>> START Dataset

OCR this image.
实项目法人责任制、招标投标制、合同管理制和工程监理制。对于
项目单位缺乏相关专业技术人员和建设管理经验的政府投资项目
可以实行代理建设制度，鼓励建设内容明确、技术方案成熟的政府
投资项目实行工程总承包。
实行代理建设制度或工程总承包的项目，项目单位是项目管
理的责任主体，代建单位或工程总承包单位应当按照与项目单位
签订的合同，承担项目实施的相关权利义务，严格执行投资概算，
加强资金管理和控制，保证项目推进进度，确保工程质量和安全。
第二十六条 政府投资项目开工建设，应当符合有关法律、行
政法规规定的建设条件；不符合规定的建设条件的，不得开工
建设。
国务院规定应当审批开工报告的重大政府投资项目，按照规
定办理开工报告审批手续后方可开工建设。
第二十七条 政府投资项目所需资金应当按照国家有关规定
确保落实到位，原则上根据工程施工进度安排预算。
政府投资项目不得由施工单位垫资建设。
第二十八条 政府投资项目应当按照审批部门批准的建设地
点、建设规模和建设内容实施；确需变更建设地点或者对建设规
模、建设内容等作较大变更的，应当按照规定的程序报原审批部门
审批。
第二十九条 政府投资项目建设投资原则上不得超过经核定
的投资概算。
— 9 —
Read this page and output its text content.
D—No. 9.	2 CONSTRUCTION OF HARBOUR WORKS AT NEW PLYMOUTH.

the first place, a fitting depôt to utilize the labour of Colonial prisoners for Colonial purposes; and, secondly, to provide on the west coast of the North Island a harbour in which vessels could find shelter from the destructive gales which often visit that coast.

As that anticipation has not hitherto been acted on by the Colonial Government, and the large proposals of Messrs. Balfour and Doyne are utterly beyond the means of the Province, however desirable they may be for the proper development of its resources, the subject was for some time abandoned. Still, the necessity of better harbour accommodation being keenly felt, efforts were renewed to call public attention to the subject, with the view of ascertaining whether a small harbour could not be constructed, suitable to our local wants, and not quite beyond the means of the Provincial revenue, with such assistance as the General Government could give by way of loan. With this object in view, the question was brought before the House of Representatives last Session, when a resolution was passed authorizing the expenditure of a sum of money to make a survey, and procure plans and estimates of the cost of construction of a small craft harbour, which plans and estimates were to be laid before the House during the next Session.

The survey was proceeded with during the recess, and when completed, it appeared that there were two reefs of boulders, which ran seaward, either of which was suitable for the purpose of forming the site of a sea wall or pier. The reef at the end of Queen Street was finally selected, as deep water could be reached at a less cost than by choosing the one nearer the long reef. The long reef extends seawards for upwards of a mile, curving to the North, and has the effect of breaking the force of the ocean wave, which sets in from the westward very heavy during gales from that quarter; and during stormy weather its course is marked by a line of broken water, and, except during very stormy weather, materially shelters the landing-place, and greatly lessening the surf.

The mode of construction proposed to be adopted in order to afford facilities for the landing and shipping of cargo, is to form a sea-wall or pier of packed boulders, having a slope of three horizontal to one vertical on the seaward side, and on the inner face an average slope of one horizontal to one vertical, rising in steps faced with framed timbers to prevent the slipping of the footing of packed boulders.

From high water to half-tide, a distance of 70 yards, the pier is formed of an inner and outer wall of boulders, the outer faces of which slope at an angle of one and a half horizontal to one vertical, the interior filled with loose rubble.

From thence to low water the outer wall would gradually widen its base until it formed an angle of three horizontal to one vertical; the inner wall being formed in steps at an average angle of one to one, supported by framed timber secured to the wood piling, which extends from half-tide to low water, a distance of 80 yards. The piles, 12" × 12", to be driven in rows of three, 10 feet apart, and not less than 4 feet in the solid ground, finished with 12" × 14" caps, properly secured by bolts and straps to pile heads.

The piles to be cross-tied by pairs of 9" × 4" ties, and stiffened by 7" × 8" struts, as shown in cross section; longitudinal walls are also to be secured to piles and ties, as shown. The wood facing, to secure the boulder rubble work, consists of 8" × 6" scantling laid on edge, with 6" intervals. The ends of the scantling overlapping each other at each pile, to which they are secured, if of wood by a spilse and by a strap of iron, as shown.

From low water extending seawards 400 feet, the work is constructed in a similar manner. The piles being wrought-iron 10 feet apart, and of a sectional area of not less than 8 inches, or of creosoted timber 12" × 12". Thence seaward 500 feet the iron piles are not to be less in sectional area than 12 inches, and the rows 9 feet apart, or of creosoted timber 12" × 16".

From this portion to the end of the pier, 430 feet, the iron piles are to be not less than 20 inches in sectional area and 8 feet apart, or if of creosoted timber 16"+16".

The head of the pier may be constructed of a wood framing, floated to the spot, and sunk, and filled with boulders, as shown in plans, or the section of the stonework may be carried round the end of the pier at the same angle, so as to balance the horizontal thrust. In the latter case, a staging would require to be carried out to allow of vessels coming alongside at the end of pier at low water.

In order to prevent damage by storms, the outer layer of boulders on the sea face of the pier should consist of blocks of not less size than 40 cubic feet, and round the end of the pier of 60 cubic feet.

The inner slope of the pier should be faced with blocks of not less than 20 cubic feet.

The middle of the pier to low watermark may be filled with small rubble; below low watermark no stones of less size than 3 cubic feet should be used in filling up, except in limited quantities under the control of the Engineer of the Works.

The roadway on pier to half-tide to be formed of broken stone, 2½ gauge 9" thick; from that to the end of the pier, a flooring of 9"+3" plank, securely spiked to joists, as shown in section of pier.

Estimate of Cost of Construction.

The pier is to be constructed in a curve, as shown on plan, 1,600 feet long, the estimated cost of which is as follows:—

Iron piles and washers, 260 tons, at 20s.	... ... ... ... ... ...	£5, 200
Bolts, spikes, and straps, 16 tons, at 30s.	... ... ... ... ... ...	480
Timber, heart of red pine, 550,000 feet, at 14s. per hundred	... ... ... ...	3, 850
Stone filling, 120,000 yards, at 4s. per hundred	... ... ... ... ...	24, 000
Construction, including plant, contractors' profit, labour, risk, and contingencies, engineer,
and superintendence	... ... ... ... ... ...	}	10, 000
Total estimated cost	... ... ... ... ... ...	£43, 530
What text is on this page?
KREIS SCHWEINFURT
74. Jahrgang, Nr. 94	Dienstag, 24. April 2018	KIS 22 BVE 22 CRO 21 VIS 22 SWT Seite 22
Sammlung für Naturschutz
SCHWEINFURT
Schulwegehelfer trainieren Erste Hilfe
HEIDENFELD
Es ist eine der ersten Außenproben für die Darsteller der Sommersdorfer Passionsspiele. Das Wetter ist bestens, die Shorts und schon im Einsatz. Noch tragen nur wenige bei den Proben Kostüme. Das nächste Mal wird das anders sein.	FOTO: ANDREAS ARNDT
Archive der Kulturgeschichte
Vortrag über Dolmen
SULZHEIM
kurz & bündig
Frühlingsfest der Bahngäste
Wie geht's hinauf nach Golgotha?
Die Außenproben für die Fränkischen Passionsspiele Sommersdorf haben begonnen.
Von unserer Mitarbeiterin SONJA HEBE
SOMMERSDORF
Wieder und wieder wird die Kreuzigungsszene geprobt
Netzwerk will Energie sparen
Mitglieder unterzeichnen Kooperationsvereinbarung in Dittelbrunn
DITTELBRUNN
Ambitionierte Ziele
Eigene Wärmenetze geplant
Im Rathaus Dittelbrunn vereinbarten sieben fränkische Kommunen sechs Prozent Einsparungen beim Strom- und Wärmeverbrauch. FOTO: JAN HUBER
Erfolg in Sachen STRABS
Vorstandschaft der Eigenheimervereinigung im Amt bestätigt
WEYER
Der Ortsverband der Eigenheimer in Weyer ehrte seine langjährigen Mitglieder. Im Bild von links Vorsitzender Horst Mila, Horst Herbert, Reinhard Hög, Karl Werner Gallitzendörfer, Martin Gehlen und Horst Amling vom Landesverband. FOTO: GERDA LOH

>> END Dataset

Review the preceding data and report every line that includes the string "filling".

• Response to the task:
The middle of the pier to low watermark may be filled with small rubble; below low watermark no stones of less size than 3 cubic feet should be used in filling up, except in limited quantities under the control of the Engineer of the Works.
Stone filling, 120,000 yards, at 4s. per hundred	... ... ... ... ...	24, 000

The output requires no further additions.